■ PROBLEM TO SOLVE ■
Check every line of the entries for "clients", and copy the lines that hold it.

■ RECORDS FOR THE TASK ■
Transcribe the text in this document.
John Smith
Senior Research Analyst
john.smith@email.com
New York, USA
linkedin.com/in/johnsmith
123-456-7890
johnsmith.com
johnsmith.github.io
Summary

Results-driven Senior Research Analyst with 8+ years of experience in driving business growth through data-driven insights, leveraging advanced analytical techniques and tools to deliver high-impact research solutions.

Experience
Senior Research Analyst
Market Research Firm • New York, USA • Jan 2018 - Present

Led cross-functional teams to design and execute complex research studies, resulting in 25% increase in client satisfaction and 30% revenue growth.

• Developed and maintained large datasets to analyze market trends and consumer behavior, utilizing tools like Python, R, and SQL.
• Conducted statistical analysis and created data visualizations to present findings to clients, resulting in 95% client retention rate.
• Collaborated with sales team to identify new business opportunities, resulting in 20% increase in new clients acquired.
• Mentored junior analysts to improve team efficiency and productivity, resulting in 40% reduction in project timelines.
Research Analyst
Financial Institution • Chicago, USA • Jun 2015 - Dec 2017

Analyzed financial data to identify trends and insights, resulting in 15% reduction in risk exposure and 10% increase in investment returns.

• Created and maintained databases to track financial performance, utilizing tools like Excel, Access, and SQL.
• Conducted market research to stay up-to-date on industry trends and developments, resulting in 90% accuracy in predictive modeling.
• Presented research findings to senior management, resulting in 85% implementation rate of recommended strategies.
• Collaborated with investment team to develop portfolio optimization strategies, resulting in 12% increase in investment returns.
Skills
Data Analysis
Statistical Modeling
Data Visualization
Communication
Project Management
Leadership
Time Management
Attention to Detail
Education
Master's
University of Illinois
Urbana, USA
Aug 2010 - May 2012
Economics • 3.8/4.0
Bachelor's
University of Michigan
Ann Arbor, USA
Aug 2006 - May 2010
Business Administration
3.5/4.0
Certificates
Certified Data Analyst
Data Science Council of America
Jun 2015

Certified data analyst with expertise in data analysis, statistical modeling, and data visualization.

==

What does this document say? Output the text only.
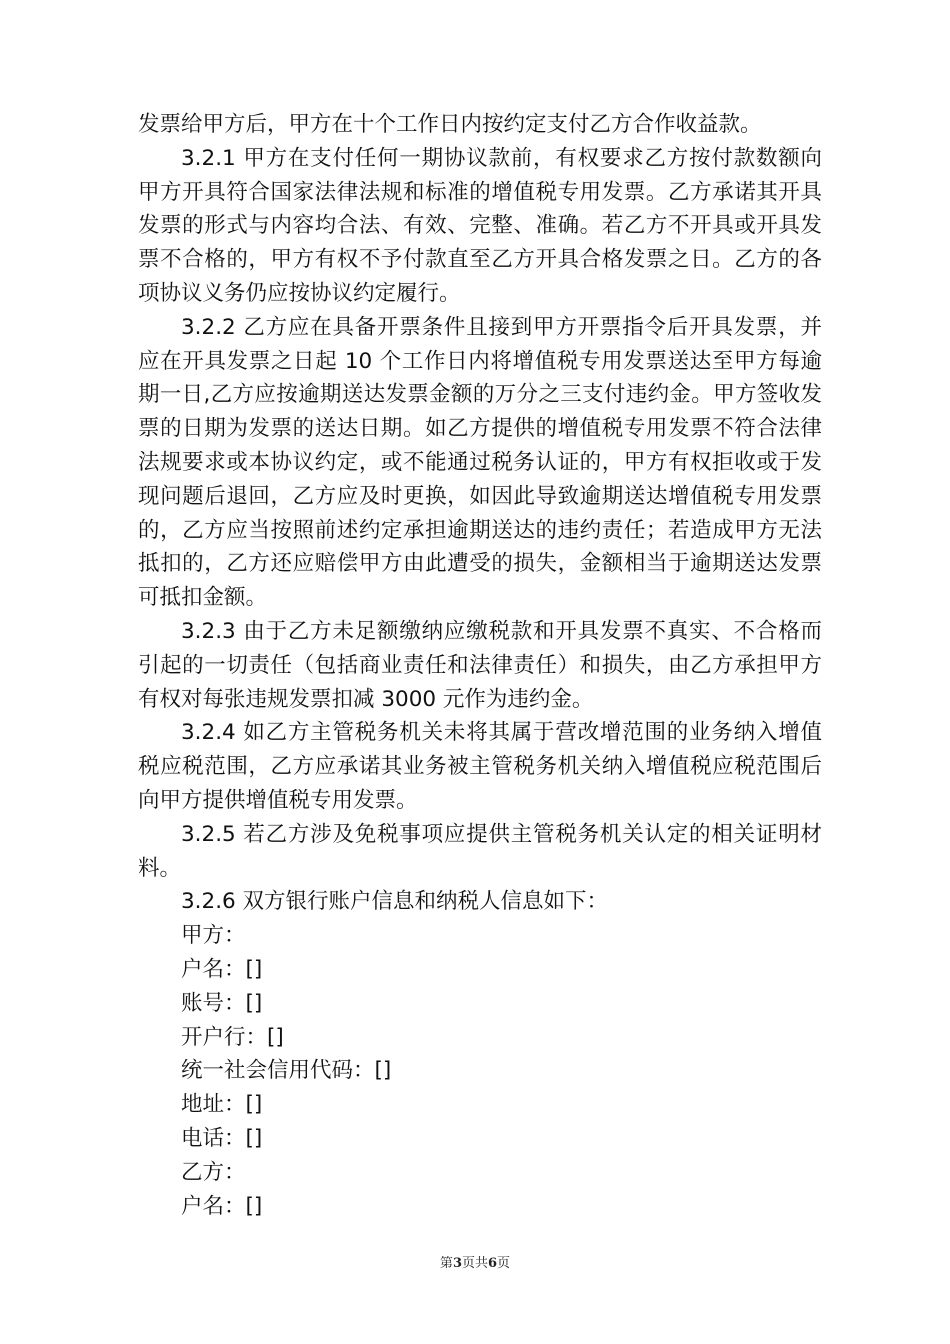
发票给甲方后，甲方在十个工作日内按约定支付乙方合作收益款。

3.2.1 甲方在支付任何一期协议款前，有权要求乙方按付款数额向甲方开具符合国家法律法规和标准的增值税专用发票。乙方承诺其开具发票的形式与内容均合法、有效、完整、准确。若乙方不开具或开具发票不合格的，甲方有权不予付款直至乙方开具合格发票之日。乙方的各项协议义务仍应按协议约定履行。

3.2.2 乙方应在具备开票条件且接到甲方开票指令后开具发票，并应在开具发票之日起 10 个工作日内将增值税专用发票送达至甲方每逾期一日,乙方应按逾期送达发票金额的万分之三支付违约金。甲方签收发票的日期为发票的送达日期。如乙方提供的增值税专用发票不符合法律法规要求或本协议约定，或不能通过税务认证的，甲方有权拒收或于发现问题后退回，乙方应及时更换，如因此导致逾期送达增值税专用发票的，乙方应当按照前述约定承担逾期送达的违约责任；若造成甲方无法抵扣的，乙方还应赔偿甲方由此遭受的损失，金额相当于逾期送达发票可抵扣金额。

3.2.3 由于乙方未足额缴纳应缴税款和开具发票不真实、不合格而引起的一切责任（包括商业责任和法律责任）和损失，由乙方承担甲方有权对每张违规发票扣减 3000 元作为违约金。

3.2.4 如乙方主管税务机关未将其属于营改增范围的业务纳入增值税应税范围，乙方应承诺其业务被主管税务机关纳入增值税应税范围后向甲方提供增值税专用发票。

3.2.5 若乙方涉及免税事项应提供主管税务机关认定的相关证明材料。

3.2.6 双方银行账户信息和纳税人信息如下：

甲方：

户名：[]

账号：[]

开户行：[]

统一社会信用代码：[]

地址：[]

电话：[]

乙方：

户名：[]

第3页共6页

---

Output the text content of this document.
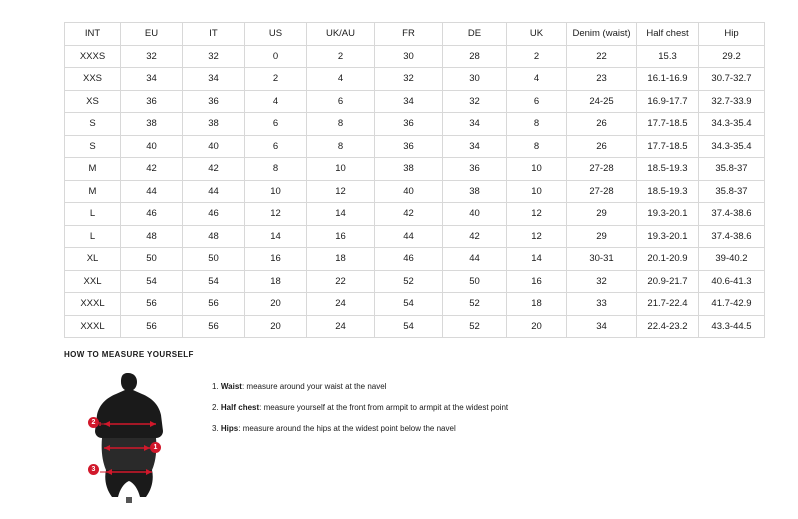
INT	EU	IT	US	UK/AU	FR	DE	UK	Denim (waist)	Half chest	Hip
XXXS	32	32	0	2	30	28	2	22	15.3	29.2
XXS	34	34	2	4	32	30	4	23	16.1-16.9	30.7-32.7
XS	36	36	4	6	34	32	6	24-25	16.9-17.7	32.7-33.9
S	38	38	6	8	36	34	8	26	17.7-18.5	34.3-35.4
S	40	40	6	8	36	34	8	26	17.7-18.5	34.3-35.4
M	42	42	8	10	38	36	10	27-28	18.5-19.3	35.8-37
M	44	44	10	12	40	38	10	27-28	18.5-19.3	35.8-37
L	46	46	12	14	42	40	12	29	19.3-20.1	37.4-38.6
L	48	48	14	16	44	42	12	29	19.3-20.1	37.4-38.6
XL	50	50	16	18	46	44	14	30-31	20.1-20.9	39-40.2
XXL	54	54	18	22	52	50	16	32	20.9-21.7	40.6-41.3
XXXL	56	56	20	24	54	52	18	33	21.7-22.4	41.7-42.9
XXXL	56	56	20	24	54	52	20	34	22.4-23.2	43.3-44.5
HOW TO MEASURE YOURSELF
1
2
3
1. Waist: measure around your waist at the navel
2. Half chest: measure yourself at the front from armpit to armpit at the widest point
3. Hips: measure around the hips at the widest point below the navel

■ EXERCISE RESULT ■
• Conducted statistical analysis and created data visualizations to present findings to clients, resulting in 95% client retention rate.
• Collaborated with sales team to identify new business opportunities, resulting in 20% increase in new clients acquired.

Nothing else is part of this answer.